Available records ▸
* * * * *

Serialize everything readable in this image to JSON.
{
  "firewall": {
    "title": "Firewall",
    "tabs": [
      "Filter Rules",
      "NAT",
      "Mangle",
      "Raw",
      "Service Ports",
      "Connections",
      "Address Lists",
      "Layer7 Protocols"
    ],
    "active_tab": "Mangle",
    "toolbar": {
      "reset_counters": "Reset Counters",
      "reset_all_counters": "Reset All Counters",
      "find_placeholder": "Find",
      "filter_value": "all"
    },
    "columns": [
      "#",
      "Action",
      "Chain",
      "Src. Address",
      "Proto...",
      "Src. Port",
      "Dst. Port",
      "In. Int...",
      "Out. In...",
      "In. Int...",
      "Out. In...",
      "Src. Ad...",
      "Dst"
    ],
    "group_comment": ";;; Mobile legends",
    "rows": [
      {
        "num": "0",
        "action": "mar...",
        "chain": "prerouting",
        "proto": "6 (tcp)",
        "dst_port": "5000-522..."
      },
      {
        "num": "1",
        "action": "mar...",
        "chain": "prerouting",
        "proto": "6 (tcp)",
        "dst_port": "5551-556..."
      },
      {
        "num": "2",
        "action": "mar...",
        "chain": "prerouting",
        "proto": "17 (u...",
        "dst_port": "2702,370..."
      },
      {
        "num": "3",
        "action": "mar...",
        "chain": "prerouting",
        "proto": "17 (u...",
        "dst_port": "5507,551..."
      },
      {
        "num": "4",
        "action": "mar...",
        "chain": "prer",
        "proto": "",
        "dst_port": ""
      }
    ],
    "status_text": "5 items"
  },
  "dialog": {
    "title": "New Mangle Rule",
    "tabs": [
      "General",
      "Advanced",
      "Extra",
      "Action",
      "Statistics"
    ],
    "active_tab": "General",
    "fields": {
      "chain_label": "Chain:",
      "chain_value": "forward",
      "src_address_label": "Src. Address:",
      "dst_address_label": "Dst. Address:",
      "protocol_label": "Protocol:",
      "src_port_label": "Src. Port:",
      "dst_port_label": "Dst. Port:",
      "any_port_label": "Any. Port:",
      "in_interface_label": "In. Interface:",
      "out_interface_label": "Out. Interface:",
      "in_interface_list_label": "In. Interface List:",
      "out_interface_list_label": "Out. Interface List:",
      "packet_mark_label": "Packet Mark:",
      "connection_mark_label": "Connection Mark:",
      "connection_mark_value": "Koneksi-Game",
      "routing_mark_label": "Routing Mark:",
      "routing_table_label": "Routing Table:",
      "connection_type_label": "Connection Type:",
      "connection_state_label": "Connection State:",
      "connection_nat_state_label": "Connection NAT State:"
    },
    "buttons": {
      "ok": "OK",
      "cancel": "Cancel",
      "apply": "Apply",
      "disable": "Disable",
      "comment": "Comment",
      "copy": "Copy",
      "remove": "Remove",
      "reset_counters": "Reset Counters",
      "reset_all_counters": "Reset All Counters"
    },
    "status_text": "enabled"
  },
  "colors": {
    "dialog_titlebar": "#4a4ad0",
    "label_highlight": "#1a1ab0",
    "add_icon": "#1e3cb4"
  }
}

* * * * *

Take the entries and copy them out exactly.

Serialize everything readable in this image to JSON.
{
  "firewall": {
    "title": "Firewall",
    "tabs": [
      "Filter Rules",
      "NAT",
      "Mangle",
      "Raw",
      "Service Ports",
      "Connections",
      "Address Lists",
      "Layer7 Protocols"
    ],
    "active_tab": "Mangle",
    "toolbar": {
      "reset_counters": "Reset Counters",
      "reset_all_counters": "Reset All Counters",
      "find_placeholder": "Find",
      "filter_value": "all"
    },
    "columns": [
      "#",
      "Action",
      "Chain",
      "Src. Address",
      "Proto...",
      "Src. Port",
      "Dst. Port",
      "In. Int...",
      "Out. In...",
      "In. Int...",
      "Out. In...",
      "Src. Ad...",
      "Dst"
    ],
    "group_comment": ";;; Mobile legends",
    "rows": [
      {
        "num": "0",
        "action": "mar...",
        "chain": "prerouting",
        "proto": "6 (tcp)",
        "dst_port": "5000-522..."
      },
      {
        "num": "1",
        "action": "mar...",
        "chain": "prerouting",
        "proto": "6 (tcp)",
        "dst_port": "5551-556..."
      },
      {
        "num": "2",
        "action": "mar...",
        "chain": "prerouting",
        "proto": "17 (u...",
        "dst_port": "2702,370..."
      },
      {
        "num": "3",
        "action": "mar...",
        "chain": "prerouting",
        "proto": "17 (u...",
        "dst_port": "5507,551..."
      },
      {
        "num": "4",
        "action": "mar...",
        "chain": "prer",
        "proto": "",
        "dst_port": ""
      }
    ],
    "status_text": "5 items"
  },
  "dialog": {
    "title": "New Mangle Rule",
    "tabs": [
      "General",
      "Advanced",
      "Extra",
      "Action",
      "Statistics"
    ],
    "active_tab": "General",
    "fields": {
      "chain_label": "Chain:",
      "chain_value": "forward",
      "src_address_label": "Src. Address:",
      "dst_address_label": "Dst. Address:",
      "protocol_label": "Protocol:",
      "src_port_label": "Src. Port:",
      "dst_port_label": "Dst. Port:",
      "any_port_label": "Any. Port:",
      "in_interface_label": "In. Interface:",
      "out_interface_label": "Out. Interface:",
      "in_interface_list_label": "In. Interface List:",
      "out_interface_list_label": "Out. Interface List:",
      "packet_mark_label": "Packet Mark:",
      "connection_mark_label": "Connection Mark:",
      "connection_mark_value": "Koneksi-Game",
      "routing_mark_label": "Routing Mark:",
      "routing_table_label": "Routing Table:",
      "connection_type_label": "Connection Type:",
      "connection_state_label": "Connection State:",
      "connection_nat_state_label": "Connection NAT State:"
    },
    "buttons": {
      "ok": "OK",
      "cancel": "Cancel",
      "apply": "Apply",
      "disable": "Disable",
      "comment": "Comment",
      "copy": "Copy",
      "remove": "Remove",
      "reset_counters": "Reset Counters",
      "reset_all_counters": "Reset All Counters"
    },
    "status_text": "enabled"
  },
  "colors": {
    "dialog_titlebar": "#4a4ad0",
    "label_highlight": "#1a1ab0",
    "add_icon": "#1e3cb4"
  }
}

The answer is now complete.